Check each line of the entries below for the string "title" and state how many lines have it, with no other text.

* Begin *

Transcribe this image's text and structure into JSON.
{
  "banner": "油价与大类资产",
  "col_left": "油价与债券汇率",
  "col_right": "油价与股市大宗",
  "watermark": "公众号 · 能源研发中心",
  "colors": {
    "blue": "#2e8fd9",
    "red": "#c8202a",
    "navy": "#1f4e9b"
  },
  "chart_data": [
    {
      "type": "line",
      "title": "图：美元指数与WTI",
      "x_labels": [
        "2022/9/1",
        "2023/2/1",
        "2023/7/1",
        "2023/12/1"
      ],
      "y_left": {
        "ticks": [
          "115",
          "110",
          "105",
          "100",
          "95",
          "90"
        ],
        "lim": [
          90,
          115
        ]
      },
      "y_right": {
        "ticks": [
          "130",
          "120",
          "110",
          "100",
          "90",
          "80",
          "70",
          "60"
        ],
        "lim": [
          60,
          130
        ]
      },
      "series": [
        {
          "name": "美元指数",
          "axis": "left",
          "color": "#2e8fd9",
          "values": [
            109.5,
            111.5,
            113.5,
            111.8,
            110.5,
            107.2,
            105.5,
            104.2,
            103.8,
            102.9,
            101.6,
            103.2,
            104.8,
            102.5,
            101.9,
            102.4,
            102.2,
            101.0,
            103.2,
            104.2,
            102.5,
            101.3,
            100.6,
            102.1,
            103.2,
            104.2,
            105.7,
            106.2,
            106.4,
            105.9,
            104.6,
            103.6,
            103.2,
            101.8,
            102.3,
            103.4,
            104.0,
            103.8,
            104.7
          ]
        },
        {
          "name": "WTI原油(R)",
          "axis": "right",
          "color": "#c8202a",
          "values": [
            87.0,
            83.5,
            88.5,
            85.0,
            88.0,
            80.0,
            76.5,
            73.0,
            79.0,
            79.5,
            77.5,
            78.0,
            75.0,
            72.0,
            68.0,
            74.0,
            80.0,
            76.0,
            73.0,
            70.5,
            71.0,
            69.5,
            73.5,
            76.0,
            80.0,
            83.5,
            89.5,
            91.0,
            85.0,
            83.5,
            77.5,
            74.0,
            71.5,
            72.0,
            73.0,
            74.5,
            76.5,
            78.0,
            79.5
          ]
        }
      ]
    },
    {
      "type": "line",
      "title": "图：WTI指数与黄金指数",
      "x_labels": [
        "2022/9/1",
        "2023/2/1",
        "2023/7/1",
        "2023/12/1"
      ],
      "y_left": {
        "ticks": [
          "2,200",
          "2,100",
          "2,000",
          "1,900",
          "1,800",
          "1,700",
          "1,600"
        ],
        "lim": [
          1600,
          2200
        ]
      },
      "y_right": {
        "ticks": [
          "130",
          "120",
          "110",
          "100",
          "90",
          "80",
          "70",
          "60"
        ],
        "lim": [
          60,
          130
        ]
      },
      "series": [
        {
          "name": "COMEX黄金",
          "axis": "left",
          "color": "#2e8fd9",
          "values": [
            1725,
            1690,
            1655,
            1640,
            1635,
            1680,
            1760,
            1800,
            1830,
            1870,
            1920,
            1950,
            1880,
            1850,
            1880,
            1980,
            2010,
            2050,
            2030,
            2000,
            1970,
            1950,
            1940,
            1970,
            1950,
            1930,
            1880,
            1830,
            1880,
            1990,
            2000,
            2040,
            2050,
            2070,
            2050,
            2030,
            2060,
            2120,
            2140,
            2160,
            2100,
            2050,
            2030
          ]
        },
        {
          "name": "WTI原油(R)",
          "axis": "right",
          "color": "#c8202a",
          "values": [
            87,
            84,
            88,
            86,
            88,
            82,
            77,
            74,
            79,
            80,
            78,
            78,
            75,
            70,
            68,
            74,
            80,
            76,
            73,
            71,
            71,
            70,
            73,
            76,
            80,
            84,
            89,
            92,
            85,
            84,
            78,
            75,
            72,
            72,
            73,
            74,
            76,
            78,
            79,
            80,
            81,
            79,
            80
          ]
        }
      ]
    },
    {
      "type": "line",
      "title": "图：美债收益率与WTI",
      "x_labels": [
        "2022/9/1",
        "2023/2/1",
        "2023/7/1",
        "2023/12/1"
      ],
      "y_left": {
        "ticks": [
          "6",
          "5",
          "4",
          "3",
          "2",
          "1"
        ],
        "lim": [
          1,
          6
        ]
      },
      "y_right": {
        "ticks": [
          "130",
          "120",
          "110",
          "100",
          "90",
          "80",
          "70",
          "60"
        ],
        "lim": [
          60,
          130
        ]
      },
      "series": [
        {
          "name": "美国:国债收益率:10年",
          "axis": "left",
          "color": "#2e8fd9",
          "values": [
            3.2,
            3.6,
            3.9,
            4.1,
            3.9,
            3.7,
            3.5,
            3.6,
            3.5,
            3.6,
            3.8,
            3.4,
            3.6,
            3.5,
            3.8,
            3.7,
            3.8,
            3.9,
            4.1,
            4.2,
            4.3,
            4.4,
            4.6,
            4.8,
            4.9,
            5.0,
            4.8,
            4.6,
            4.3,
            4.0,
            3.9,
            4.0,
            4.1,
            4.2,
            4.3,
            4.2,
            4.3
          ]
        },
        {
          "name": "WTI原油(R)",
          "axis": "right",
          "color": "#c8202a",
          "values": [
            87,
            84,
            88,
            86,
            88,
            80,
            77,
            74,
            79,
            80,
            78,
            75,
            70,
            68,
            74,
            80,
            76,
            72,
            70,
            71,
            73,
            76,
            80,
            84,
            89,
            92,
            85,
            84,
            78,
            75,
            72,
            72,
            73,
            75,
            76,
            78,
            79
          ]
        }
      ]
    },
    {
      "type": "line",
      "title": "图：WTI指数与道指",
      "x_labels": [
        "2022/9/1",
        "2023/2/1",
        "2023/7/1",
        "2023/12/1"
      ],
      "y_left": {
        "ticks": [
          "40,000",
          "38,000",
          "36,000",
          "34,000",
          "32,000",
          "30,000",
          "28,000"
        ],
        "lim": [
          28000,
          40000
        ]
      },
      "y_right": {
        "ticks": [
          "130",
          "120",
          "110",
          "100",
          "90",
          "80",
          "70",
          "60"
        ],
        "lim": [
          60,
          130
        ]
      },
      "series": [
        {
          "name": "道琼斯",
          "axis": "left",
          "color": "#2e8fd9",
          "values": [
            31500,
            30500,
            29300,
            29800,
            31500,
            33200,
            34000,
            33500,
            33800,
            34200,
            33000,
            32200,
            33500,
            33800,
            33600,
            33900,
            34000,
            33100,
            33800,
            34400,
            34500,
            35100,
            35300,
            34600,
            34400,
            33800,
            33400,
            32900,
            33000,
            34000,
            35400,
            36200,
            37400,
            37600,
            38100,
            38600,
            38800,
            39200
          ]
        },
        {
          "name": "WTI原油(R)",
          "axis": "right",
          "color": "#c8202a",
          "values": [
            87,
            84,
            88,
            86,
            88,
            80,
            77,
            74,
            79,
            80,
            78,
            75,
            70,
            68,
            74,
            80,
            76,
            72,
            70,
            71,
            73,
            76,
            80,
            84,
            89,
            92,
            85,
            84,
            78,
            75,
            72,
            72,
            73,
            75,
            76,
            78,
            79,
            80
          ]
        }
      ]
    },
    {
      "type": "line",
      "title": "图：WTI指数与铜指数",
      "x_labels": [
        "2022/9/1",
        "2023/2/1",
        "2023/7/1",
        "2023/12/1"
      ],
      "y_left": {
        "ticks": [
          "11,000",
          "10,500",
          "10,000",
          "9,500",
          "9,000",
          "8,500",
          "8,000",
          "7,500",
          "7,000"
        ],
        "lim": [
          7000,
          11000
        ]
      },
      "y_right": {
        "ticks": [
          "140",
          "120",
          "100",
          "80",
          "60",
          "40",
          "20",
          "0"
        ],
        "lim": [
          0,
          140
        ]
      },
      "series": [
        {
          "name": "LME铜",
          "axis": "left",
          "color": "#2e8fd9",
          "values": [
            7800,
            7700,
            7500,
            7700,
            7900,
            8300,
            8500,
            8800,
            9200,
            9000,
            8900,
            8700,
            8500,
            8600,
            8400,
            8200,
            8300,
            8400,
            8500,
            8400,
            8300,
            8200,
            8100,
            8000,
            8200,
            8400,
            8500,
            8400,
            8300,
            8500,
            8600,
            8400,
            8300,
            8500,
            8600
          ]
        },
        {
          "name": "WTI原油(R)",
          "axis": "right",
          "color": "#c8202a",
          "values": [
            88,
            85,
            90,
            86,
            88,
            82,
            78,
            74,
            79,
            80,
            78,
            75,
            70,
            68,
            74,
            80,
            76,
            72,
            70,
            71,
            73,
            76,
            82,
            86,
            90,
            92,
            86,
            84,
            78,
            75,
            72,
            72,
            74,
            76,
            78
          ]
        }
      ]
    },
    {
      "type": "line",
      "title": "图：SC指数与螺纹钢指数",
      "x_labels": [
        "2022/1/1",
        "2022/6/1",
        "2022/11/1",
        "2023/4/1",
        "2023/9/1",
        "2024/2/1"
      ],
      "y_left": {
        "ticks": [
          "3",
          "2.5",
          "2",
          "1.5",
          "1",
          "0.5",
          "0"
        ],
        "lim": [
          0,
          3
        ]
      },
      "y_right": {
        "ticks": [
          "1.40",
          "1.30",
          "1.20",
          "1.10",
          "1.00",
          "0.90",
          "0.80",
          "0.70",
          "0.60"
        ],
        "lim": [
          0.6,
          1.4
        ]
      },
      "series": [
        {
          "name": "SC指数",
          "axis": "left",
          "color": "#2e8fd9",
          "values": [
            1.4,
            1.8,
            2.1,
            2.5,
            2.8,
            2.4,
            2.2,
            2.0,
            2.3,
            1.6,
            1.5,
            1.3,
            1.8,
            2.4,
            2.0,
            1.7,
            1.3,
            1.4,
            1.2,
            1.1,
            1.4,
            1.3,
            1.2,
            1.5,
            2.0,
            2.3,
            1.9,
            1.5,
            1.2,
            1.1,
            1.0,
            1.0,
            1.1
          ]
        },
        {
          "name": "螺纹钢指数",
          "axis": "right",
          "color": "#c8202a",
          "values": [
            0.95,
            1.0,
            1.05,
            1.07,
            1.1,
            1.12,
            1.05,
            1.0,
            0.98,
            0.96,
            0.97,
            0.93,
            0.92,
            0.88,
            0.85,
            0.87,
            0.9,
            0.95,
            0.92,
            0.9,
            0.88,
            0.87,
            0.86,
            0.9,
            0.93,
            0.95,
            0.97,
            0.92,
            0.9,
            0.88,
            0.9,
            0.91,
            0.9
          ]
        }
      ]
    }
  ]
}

* End *

FULL OUTPUT:
6